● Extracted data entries
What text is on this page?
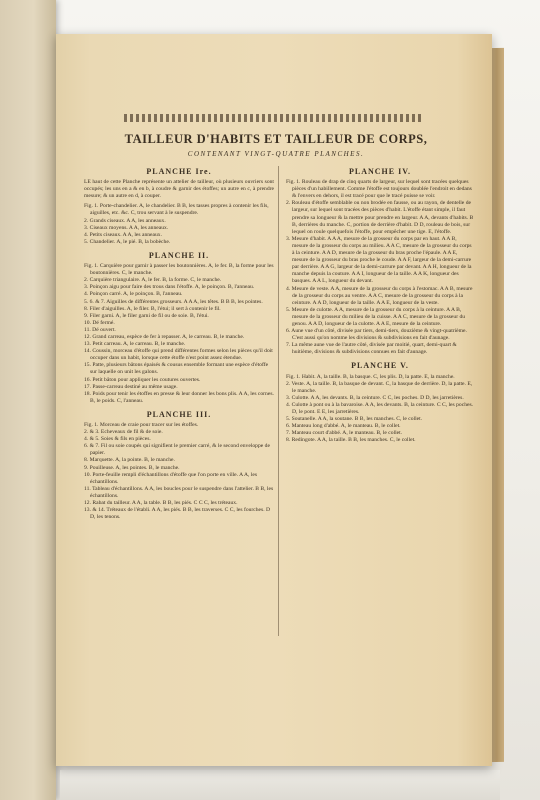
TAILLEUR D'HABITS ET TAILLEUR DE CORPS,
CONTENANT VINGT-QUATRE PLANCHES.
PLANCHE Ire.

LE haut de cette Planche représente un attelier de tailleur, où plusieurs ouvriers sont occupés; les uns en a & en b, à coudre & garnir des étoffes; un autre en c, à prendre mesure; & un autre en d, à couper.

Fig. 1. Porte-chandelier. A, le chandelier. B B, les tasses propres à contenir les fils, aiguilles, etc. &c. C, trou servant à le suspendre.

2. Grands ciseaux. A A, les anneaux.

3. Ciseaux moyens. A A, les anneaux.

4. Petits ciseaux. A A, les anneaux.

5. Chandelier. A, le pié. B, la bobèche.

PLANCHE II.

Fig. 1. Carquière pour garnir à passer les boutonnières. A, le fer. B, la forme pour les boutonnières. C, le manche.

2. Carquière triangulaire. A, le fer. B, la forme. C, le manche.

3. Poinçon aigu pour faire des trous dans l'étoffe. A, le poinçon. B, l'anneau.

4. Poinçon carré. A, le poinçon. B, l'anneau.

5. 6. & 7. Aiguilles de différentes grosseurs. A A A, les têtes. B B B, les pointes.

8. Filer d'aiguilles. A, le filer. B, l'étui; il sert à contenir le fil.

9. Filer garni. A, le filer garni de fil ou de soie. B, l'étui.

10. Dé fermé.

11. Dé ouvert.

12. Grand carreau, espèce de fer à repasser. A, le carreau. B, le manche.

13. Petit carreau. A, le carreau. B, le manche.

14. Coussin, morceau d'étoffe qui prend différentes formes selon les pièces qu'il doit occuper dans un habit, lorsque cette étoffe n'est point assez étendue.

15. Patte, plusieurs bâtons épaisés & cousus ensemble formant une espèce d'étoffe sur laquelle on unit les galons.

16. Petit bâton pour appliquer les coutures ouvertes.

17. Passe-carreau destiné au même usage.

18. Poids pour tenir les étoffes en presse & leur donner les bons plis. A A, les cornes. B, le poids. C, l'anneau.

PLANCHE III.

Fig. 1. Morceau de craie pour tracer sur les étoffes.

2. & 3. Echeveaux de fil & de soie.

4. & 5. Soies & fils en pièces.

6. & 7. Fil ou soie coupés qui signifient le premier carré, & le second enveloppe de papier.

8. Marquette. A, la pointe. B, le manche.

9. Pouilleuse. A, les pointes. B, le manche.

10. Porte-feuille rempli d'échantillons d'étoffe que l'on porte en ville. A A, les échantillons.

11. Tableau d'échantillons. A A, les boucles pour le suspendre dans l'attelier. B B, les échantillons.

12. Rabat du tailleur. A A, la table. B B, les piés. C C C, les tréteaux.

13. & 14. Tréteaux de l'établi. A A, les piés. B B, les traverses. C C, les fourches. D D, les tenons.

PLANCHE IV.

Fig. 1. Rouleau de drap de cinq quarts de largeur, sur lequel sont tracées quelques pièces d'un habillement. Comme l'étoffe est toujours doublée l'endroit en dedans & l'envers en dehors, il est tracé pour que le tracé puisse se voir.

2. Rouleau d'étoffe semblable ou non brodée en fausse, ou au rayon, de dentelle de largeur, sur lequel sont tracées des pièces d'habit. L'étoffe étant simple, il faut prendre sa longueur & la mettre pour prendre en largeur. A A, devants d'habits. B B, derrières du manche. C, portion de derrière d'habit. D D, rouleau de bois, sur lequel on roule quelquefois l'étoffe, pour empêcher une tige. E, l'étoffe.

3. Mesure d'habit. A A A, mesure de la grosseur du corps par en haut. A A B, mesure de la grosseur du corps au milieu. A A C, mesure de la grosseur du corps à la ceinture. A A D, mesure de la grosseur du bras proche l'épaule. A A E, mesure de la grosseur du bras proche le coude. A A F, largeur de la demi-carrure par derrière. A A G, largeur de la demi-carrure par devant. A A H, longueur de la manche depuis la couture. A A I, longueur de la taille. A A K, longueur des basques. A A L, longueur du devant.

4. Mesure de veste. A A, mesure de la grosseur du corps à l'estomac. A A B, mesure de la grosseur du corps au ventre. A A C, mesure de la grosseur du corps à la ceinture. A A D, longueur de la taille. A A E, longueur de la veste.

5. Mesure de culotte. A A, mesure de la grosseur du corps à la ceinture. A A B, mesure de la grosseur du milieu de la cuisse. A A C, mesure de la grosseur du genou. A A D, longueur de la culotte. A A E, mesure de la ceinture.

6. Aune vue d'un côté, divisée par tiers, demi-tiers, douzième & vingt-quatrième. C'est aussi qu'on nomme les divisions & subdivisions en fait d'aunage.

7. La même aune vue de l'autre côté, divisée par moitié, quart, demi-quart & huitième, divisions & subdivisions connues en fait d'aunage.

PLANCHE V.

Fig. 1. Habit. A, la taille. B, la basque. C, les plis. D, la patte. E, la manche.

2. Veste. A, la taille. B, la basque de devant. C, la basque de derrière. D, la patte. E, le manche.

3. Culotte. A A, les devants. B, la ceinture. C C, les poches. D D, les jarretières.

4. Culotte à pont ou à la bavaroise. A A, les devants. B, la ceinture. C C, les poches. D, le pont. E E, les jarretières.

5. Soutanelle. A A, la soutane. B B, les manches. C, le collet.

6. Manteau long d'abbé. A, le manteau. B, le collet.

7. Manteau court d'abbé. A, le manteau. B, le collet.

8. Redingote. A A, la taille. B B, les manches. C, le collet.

---

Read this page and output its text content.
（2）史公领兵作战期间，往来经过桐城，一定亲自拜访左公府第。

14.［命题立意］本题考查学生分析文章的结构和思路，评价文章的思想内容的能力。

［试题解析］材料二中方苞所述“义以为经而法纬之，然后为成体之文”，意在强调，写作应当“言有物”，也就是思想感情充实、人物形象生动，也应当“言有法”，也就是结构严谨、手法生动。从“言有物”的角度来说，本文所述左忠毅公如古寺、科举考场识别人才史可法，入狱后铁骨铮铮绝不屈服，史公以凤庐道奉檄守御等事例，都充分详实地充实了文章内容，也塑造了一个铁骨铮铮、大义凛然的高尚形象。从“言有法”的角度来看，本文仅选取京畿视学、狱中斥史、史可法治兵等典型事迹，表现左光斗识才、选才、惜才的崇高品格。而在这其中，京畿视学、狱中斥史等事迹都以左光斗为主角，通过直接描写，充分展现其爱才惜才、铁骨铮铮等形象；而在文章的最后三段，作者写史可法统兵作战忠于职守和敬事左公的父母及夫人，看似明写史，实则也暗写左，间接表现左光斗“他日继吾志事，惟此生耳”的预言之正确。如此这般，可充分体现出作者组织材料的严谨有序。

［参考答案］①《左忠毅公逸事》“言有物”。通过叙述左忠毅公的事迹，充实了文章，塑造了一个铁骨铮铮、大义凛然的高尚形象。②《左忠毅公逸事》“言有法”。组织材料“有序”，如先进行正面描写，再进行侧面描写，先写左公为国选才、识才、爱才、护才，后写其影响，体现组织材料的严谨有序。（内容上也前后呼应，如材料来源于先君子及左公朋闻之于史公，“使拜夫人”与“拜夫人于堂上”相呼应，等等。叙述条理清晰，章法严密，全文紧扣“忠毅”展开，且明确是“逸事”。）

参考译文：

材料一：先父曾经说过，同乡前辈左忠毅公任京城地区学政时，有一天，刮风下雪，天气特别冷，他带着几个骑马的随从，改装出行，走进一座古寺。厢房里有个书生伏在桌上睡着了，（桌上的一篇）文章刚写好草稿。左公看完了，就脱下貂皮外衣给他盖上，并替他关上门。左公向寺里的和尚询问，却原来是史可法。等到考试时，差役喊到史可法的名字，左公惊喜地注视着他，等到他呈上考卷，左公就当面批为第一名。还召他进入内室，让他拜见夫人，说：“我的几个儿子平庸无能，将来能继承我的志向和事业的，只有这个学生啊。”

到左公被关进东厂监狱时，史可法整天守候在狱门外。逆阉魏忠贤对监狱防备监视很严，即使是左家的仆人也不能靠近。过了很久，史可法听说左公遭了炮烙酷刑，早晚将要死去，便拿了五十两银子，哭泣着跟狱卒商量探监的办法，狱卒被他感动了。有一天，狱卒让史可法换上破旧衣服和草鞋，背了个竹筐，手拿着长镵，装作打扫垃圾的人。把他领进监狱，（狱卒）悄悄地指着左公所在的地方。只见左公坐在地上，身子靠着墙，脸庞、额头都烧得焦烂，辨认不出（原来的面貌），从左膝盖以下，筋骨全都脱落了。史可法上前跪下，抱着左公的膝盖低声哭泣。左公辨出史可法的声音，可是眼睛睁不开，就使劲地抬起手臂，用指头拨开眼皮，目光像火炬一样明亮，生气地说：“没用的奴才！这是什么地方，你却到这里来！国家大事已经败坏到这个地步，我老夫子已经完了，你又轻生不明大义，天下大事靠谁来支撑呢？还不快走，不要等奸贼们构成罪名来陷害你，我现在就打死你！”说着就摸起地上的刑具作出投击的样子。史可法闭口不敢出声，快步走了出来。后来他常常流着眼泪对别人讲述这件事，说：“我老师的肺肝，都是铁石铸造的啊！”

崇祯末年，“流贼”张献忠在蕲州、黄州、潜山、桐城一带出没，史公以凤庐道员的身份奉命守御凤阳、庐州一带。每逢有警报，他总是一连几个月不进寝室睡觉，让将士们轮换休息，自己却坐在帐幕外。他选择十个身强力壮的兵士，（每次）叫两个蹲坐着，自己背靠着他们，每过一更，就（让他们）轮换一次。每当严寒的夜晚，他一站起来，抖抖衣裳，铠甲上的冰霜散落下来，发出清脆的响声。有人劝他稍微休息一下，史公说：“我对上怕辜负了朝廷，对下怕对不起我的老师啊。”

● Stated exercise
Copy down every line of the entries containing the word "Filer".

● Complete output
8. Filer d'aiguilles. A, le filer. B, l'étui; il sert à contenir le fil.
9. Filer garni. A, le filer garni de fil ou de soie. B, l'étui.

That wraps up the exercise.